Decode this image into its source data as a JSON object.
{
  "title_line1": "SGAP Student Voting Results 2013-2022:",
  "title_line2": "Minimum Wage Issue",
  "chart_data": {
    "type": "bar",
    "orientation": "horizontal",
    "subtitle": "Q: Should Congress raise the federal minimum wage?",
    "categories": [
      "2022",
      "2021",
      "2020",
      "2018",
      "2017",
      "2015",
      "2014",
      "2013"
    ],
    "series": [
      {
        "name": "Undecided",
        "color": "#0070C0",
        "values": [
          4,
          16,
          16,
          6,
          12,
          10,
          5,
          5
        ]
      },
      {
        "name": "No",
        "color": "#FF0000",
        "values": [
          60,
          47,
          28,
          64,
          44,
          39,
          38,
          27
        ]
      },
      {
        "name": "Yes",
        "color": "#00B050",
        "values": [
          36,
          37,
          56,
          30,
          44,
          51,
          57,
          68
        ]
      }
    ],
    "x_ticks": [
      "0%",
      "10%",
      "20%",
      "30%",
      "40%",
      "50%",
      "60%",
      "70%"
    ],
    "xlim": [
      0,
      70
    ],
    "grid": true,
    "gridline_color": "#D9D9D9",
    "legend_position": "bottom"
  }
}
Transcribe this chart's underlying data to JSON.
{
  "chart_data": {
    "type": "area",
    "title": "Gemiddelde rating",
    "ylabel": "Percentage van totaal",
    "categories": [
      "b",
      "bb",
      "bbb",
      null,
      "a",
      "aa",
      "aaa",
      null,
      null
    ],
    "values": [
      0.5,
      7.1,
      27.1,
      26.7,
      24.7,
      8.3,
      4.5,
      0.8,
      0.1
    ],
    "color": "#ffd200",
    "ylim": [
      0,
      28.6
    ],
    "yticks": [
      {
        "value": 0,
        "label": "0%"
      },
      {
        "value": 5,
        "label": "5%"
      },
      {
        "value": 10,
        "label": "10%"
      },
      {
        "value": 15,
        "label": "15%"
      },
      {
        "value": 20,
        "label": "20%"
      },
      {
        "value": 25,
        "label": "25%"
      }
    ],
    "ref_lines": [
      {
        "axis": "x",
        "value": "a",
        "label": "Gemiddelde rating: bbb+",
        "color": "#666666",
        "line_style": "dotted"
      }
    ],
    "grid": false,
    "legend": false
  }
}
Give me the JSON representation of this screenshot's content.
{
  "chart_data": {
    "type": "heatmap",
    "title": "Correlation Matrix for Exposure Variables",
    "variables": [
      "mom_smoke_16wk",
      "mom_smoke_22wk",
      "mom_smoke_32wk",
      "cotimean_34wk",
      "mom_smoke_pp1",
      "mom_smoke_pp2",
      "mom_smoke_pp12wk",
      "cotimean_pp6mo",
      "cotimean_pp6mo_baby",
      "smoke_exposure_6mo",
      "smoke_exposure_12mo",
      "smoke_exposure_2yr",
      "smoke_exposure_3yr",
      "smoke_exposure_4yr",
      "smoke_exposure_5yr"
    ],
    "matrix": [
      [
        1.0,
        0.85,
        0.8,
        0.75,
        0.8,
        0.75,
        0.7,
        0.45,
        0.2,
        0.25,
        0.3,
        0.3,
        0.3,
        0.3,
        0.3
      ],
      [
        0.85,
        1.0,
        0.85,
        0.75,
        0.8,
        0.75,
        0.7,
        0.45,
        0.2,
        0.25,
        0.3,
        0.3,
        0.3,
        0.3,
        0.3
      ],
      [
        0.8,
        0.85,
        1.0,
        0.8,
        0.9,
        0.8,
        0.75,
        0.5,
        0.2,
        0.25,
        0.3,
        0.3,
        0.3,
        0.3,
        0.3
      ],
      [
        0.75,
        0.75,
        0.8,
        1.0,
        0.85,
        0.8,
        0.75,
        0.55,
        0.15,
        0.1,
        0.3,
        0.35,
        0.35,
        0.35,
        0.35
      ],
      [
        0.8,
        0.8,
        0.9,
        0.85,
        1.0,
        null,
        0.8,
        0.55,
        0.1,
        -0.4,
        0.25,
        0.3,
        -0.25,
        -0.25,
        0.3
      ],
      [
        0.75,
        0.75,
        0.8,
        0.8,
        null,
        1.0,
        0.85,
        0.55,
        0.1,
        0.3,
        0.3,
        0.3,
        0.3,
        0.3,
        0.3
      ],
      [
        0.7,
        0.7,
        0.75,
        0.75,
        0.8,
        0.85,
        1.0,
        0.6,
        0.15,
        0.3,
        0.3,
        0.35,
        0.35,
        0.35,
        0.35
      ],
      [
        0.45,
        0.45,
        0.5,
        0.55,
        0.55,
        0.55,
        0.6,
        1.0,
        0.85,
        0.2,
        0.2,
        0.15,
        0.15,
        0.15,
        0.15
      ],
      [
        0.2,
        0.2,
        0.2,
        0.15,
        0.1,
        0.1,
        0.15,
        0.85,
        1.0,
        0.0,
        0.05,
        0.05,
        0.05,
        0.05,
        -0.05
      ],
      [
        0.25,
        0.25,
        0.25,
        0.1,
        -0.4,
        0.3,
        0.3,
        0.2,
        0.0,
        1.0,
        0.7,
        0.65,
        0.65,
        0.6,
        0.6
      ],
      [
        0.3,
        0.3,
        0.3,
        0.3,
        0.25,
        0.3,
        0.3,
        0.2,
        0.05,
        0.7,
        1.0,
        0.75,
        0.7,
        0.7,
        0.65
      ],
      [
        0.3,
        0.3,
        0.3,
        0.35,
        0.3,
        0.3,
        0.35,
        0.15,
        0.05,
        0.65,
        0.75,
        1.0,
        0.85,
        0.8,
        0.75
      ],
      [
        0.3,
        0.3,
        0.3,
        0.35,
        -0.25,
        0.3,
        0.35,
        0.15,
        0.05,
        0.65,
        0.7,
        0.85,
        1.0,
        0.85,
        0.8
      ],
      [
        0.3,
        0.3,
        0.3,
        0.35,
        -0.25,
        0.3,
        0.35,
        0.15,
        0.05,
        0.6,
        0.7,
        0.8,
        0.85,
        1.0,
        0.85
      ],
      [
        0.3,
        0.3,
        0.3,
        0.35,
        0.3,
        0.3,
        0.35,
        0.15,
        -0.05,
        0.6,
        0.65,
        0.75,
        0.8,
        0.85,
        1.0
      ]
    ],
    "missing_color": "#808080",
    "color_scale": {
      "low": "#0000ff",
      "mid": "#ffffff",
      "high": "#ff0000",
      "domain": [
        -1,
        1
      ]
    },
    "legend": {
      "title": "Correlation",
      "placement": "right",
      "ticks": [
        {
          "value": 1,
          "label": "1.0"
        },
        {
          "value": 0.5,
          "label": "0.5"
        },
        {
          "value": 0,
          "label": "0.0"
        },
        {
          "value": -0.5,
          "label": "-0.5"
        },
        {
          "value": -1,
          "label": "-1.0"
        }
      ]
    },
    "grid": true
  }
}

■ Exercise instructions ■
Set down every line of the listing above again, exactly as given.

■ Full response ■
Decode this image into its source data as a JSON object.
{
  "title_line1": "SGAP Student Voting Results 2013-2022:",
  "title_line2": "Minimum Wage Issue",
  "chart_data": {
    "type": "bar",
    "orientation": "horizontal",
    "subtitle": "Q: Should Congress raise the federal minimum wage?",
    "categories": [
      "2022",
      "2021",
      "2020",
      "2018",
      "2017",
      "2015",
      "2014",
      "2013"
    ],
    "series": [
      {
        "name": "Undecided",
        "color": "#0070C0",
        "values": [
          4,
          16,
          16,
          6,
          12,
          10,
          5,
          5
        ]
      },
      {
        "name": "No",
        "color": "#FF0000",
        "values": [
          60,
          47,
          28,
          64,
          44,
          39,
          38,
          27
        ]
      },
      {
        "name": "Yes",
        "color": "#00B050",
        "values": [
          36,
          37,
          56,
          30,
          44,
          51,
          57,
          68
        ]
      }
    ],
    "x_ticks": [
      "0%",
      "10%",
      "20%",
      "30%",
      "40%",
      "50%",
      "60%",
      "70%"
    ],
    "xlim": [
      0,
      70
    ],
    "grid": true,
    "gridline_color": "#D9D9D9",
    "legend_position": "bottom"
  }
}
Transcribe this chart's underlying data to JSON.
{
  "chart_data": {
    "type": "area",
    "title": "Gemiddelde rating",
    "ylabel": "Percentage van totaal",
    "categories": [
      "b",
      "bb",
      "bbb",
      null,
      "a",
      "aa",
      "aaa",
      null,
      null
    ],
    "values": [
      0.5,
      7.1,
      27.1,
      26.7,
      24.7,
      8.3,
      4.5,
      0.8,
      0.1
    ],
    "color": "#ffd200",
    "ylim": [
      0,
      28.6
    ],
    "yticks": [
      {
        "value": 0,
        "label": "0%"
      },
      {
        "value": 5,
        "label": "5%"
      },
      {
        "value": 10,
        "label": "10%"
      },
      {
        "value": 15,
        "label": "15%"
      },
      {
        "value": 20,
        "label": "20%"
      },
      {
        "value": 25,
        "label": "25%"
      }
    ],
    "ref_lines": [
      {
        "axis": "x",
        "value": "a",
        "label": "Gemiddelde rating: bbb+",
        "color": "#666666",
        "line_style": "dotted"
      }
    ],
    "grid": false,
    "legend": false
  }
}
Give me the JSON representation of this screenshot's content.
{
  "chart_data": {
    "type": "heatmap",
    "title": "Correlation Matrix for Exposure Variables",
    "variables": [
      "mom_smoke_16wk",
      "mom_smoke_22wk",
      "mom_smoke_32wk",
      "cotimean_34wk",
      "mom_smoke_pp1",
      "mom_smoke_pp2",
      "mom_smoke_pp12wk",
      "cotimean_pp6mo",
      "cotimean_pp6mo_baby",
      "smoke_exposure_6mo",
      "smoke_exposure_12mo",
      "smoke_exposure_2yr",
      "smoke_exposure_3yr",
      "smoke_exposure_4yr",
      "smoke_exposure_5yr"
    ],
    "matrix": [
      [
        1.0,
        0.85,
        0.8,
        0.75,
        0.8,
        0.75,
        0.7,
        0.45,
        0.2,
        0.25,
        0.3,
        0.3,
        0.3,
        0.3,
        0.3
      ],
      [
        0.85,
        1.0,
        0.85,
        0.75,
        0.8,
        0.75,
        0.7,
        0.45,
        0.2,
        0.25,
        0.3,
        0.3,
        0.3,
        0.3,
        0.3
      ],
      [
        0.8,
        0.85,
        1.0,
        0.8,
        0.9,
        0.8,
        0.75,
        0.5,
        0.2,
        0.25,
        0.3,
        0.3,
        0.3,
        0.3,
        0.3
      ],
      [
        0.75,
        0.75,
        0.8,
        1.0,
        0.85,
        0.8,
        0.75,
        0.55,
        0.15,
        0.1,
        0.3,
        0.35,
        0.35,
        0.35,
        0.35
      ],
      [
        0.8,
        0.8,
        0.9,
        0.85,
        1.0,
        null,
        0.8,
        0.55,
        0.1,
        -0.4,
        0.25,
        0.3,
        -0.25,
        -0.25,
        0.3
      ],
      [
        0.75,
        0.75,
        0.8,
        0.8,
        null,
        1.0,
        0.85,
        0.55,
        0.1,
        0.3,
        0.3,
        0.3,
        0.3,
        0.3,
        0.3
      ],
      [
        0.7,
        0.7,
        0.75,
        0.75,
        0.8,
        0.85,
        1.0,
        0.6,
        0.15,
        0.3,
        0.3,
        0.35,
        0.35,
        0.35,
        0.35
      ],
      [
        0.45,
        0.45,
        0.5,
        0.55,
        0.55,
        0.55,
        0.6,
        1.0,
        0.85,
        0.2,
        0.2,
        0.15,
        0.15,
        0.15,
        0.15
      ],
      [
        0.2,
        0.2,
        0.2,
        0.15,
        0.1,
        0.1,
        0.15,
        0.85,
        1.0,
        0.0,
        0.05,
        0.05,
        0.05,
        0.05,
        -0.05
      ],
      [
        0.25,
        0.25,
        0.25,
        0.1,
        -0.4,
        0.3,
        0.3,
        0.2,
        0.0,
        1.0,
        0.7,
        0.65,
        0.65,
        0.6,
        0.6
      ],
      [
        0.3,
        0.3,
        0.3,
        0.3,
        0.25,
        0.3,
        0.3,
        0.2,
        0.05,
        0.7,
        1.0,
        0.75,
        0.7,
        0.7,
        0.65
      ],
      [
        0.3,
        0.3,
        0.3,
        0.35,
        0.3,
        0.3,
        0.35,
        0.15,
        0.05,
        0.65,
        0.75,
        1.0,
        0.85,
        0.8,
        0.75
      ],
      [
        0.3,
        0.3,
        0.3,
        0.35,
        -0.25,
        0.3,
        0.35,
        0.15,
        0.05,
        0.65,
        0.7,
        0.85,
        1.0,
        0.85,
        0.8
      ],
      [
        0.3,
        0.3,
        0.3,
        0.35,
        -0.25,
        0.3,
        0.35,
        0.15,
        0.05,
        0.6,
        0.7,
        0.8,
        0.85,
        1.0,
        0.85
      ],
      [
        0.3,
        0.3,
        0.3,
        0.35,
        0.3,
        0.3,
        0.35,
        0.15,
        -0.05,
        0.6,
        0.65,
        0.75,
        0.8,
        0.85,
        1.0
      ]
    ],
    "missing_color": "#808080",
    "color_scale": {
      "low": "#0000ff",
      "mid": "#ffffff",
      "high": "#ff0000",
      "domain": [
        -1,
        1
      ]
    },
    "legend": {
      "title": "Correlation",
      "placement": "right",
      "ticks": [
        {
          "value": 1,
          "label": "1.0"
        },
        {
          "value": 0.5,
          "label": "0.5"
        },
        {
          "value": 0,
          "label": "0.0"
        },
        {
          "value": -0.5,
          "label": "-0.5"
        },
        {
          "value": -1,
          "label": "-1.0"
        }
      ]
    },
    "grid": true
  }
}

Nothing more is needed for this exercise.